* [Trecho do texto]:
####

Por volta das 9 horas da manhã, lembra Robson o pai dos Cravinhos, Astrogildo, chegou ao local e conversou com o chefe dos investigadores.
"Ele chegou depois, no decorrer da nossa investigação, nós estávamos cada um fazendo uma parte, aguardando a chegada da perícia".
Acostumado a investigar grandes casos de homicídios, como o do juiz Machadinho, que foi vítima do PCC, o chefe dos investigadores começou a notar alguns elementos suspeitos na mansão dos von Richthofen.
“Observei que [no local] não tinha nada, nenhuma marca de arrombamento; qualquer tipo de rompimento de barreira, enfim, isso estava bem nítido. Ou seja, alguém que havia entrado ali foi facilitado, alguém facilitou sua entrada ou ele tinha facilidade de entrar, com as ferramentas necessárias para isso, como chaves e tudo mais”, explica.
Outro ponto que chamou a atenção de Feitosa é que a casa havia sido pouco revirada, como se o criminoso soubesse ao certo o que fazer e o que procurar por lá. “Os locais que foram revirados eram pontuais, exatamente para tentar enganar a gente”, diz Robson. “Mas de uma maneira muito infantil, faltaram muitos detalhes que num crime real de homicídio ou latrocínio teria ocorrido”.

####

Registros de um conjunto de dados:
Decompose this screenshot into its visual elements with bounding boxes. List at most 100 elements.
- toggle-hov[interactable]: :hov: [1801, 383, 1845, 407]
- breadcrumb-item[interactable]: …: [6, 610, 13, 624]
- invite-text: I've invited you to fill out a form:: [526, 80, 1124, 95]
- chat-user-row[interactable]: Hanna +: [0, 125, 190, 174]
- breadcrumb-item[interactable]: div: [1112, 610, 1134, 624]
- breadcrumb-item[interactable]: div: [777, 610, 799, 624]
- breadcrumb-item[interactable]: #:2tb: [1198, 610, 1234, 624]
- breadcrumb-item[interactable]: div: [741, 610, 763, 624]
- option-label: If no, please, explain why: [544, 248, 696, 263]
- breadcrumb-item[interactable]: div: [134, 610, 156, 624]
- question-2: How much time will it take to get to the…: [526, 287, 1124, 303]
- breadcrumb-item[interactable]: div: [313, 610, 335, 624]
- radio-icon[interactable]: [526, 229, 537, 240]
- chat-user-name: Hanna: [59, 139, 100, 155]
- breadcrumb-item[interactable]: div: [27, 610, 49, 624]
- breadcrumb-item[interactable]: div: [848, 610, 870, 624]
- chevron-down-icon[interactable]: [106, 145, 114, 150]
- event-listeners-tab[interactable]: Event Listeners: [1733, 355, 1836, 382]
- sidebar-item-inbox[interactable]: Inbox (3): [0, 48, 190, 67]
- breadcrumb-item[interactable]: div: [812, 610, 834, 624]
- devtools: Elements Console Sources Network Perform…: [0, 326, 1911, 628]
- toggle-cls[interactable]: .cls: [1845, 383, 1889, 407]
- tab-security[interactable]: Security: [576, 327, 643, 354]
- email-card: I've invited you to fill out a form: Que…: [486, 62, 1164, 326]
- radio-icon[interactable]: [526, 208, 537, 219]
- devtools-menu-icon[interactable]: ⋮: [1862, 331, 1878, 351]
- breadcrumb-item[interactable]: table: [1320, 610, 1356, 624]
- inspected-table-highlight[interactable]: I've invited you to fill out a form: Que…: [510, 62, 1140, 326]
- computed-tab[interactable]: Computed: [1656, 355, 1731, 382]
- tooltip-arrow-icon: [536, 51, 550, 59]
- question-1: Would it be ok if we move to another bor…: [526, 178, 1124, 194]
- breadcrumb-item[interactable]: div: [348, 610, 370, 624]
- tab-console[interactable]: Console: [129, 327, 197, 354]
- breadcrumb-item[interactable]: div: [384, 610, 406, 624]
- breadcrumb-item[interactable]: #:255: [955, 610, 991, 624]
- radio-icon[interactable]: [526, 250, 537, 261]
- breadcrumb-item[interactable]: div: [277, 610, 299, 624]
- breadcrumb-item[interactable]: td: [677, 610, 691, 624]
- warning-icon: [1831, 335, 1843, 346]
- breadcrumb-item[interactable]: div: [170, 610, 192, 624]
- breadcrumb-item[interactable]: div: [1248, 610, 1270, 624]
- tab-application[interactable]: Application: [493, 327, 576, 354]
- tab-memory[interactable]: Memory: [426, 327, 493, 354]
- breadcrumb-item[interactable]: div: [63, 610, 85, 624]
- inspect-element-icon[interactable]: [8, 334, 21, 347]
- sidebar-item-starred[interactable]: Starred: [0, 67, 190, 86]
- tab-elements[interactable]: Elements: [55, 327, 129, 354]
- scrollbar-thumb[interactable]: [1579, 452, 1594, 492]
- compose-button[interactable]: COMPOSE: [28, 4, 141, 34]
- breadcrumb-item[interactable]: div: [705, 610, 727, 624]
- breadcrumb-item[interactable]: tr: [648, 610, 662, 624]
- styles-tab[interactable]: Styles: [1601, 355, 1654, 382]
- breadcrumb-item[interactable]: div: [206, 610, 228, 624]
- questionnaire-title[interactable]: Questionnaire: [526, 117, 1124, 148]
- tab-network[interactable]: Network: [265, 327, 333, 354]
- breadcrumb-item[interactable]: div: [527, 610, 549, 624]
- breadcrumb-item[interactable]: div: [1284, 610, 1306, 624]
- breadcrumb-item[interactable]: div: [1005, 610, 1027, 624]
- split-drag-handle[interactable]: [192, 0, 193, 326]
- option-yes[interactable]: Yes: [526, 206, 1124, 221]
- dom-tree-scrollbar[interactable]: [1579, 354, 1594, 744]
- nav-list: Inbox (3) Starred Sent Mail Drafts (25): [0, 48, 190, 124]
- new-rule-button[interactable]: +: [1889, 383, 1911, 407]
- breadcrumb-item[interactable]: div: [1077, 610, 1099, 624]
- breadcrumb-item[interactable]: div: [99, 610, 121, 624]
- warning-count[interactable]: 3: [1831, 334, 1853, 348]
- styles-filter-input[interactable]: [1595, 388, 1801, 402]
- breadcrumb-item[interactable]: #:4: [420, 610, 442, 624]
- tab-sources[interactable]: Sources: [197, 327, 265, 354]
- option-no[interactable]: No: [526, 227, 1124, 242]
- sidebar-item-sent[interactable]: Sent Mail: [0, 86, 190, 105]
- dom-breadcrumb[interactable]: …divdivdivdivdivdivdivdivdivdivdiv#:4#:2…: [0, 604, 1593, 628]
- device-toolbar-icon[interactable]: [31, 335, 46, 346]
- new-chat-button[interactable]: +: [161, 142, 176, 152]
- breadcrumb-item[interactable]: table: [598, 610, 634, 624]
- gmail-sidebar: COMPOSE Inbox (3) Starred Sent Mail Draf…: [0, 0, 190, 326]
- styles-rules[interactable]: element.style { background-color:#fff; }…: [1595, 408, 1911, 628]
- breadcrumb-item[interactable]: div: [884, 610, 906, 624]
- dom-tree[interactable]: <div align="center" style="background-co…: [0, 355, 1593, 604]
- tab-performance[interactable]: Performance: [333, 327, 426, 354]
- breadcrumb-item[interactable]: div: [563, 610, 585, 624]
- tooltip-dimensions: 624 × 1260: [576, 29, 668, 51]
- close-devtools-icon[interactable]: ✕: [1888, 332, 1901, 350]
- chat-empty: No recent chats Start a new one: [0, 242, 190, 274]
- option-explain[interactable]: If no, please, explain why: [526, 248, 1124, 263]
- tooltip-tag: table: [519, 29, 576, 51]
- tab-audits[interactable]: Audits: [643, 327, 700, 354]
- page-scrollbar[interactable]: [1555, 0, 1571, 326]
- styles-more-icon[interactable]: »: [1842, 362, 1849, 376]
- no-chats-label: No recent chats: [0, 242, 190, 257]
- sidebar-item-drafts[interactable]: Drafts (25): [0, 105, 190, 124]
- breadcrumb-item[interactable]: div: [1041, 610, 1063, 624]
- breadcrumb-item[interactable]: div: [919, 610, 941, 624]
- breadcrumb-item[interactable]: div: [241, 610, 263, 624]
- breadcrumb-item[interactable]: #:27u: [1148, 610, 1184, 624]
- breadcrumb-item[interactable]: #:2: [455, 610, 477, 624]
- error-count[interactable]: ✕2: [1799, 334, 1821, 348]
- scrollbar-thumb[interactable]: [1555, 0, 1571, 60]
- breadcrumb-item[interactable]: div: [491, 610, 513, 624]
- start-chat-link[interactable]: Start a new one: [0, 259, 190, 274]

####

* [Tarefa proposta A]: Reescreva a parte do trecho sobre a investigação que vai de "Acostumado a investigar" até "dos von Richthofen.", trocando "mansão" por "residência".
* [Tarefa proposta B]: Liste todos os nomes de pessoas e de famílias mencionados no trecho sobre a investigação.
A listagem é um material à parte, sem ligação com o trecho.

* [Resposta completa A]:
Acostumado a investigar grandes casos de homicídios, como o do juiz Machadinho, que foi vítima do PCC, o chefe dos investigadores começou a notar alguns elementos suspeitos na residência dos von Richthofen.

* [Resposta completa B]:
- Robson
- Cravinhos
- Astrogildo
- Machadinho
- von Richthofen
- Feitosa